### The exercise:
Gather every line of the entries that includes the word "icon".

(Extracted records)

□ □ □ □ □

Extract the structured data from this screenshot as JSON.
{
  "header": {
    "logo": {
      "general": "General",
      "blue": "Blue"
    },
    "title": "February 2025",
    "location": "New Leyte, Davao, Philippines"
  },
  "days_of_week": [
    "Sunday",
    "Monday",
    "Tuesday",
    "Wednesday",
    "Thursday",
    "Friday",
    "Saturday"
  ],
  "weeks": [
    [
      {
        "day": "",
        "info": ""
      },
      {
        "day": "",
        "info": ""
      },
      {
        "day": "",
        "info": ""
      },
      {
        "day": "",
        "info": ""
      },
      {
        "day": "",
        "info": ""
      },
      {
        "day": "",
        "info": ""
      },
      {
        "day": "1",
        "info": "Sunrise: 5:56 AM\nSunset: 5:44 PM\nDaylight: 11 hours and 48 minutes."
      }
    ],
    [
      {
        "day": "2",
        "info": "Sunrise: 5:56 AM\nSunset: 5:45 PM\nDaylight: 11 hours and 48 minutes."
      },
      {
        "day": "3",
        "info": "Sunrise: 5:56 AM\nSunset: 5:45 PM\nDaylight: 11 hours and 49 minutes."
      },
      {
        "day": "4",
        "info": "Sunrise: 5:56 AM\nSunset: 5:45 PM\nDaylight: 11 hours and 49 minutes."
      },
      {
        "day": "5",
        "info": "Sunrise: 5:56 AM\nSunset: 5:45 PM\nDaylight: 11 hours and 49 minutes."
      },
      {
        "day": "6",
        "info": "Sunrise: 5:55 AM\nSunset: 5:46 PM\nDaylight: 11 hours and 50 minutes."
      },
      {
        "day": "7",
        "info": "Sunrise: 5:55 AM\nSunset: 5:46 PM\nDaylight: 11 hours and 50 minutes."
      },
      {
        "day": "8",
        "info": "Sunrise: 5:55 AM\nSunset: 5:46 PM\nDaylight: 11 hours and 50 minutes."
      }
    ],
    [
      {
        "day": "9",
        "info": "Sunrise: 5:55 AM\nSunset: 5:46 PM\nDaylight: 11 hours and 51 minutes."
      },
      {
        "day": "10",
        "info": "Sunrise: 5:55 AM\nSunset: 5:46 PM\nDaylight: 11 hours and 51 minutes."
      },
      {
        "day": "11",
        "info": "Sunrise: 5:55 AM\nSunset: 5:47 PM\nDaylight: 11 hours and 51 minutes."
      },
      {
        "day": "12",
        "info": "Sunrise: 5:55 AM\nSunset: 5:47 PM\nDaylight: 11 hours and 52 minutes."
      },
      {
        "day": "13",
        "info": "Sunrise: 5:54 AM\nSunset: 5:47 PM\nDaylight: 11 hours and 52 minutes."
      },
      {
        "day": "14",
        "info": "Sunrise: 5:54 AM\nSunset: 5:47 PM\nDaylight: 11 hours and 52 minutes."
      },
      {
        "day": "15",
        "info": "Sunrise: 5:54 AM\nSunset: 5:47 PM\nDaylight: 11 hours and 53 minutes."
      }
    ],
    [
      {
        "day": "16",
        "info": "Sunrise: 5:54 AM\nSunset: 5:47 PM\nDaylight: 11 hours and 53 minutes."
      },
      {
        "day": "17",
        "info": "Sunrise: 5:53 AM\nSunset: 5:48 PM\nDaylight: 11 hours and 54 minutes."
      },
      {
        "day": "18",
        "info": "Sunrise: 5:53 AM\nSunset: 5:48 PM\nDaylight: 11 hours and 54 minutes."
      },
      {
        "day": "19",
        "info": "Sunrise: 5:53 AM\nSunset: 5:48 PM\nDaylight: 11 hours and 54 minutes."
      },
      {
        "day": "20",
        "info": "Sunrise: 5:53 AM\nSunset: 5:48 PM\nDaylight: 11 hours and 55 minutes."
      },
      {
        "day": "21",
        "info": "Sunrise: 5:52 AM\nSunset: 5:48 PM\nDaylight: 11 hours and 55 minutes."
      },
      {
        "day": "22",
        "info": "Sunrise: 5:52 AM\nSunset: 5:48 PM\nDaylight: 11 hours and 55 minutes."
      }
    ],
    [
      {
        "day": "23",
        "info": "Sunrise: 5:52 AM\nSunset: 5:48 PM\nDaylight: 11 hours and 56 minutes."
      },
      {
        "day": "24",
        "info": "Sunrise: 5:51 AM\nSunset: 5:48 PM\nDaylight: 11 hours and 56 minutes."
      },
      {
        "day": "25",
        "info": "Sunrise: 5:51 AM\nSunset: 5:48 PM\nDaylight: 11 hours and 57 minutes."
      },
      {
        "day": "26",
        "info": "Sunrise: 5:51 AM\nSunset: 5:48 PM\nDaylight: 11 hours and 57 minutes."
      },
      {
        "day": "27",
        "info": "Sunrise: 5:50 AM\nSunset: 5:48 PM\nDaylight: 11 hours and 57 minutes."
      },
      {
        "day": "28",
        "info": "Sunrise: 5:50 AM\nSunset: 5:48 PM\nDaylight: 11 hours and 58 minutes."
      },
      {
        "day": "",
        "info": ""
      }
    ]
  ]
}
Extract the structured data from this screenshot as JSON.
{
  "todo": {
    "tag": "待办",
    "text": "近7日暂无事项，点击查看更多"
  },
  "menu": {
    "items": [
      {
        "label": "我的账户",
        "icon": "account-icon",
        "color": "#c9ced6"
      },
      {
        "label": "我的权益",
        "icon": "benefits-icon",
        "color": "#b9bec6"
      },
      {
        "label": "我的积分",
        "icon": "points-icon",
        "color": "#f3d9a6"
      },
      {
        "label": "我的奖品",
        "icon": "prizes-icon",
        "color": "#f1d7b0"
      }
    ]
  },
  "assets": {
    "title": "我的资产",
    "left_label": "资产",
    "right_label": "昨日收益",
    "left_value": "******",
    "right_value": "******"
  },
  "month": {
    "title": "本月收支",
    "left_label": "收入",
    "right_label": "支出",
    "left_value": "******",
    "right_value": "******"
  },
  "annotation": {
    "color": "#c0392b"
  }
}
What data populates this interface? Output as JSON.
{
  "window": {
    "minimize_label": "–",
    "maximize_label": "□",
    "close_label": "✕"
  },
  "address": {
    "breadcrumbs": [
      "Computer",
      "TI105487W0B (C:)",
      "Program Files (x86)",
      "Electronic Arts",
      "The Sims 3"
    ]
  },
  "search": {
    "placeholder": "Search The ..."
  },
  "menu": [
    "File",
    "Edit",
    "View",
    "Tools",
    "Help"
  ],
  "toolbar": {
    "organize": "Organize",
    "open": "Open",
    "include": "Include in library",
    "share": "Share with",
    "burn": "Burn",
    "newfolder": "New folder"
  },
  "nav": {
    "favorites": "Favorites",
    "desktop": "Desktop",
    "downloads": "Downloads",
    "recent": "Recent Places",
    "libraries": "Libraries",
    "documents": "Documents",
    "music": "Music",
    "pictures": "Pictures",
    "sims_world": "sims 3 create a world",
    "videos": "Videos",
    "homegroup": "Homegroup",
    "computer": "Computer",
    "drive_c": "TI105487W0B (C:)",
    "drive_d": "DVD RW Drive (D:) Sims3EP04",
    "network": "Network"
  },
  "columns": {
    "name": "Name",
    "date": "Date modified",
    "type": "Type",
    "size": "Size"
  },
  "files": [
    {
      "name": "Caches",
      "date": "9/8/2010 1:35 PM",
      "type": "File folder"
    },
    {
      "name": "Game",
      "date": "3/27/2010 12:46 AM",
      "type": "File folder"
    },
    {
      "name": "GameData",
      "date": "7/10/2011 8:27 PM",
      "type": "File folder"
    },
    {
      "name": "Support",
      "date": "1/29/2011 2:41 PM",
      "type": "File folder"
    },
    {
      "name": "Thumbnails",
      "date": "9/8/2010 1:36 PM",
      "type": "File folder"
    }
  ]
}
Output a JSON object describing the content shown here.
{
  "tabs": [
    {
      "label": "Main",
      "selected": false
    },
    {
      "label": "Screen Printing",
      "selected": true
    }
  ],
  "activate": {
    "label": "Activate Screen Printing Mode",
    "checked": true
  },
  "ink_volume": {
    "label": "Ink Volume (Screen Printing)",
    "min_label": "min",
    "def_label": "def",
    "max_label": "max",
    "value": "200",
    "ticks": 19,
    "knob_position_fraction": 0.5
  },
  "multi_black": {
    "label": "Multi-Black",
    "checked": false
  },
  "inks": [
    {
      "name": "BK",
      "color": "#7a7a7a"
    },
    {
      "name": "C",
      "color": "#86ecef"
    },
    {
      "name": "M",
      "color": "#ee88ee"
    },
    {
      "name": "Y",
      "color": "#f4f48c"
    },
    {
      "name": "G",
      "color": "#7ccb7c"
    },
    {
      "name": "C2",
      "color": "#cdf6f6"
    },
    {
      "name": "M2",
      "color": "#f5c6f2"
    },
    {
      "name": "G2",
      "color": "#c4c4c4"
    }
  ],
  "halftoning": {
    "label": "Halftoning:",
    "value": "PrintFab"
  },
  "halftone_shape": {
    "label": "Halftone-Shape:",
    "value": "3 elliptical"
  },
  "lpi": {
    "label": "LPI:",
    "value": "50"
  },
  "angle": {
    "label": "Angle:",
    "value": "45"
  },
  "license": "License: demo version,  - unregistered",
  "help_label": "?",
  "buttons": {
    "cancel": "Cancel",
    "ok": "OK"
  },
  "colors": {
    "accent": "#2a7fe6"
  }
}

□ □ □ □ □

### Answer for this exercise:
        "icon": "account-icon",
        "icon": "benefits-icon",
        "icon": "points-icon",
        "icon": "prizes-icon",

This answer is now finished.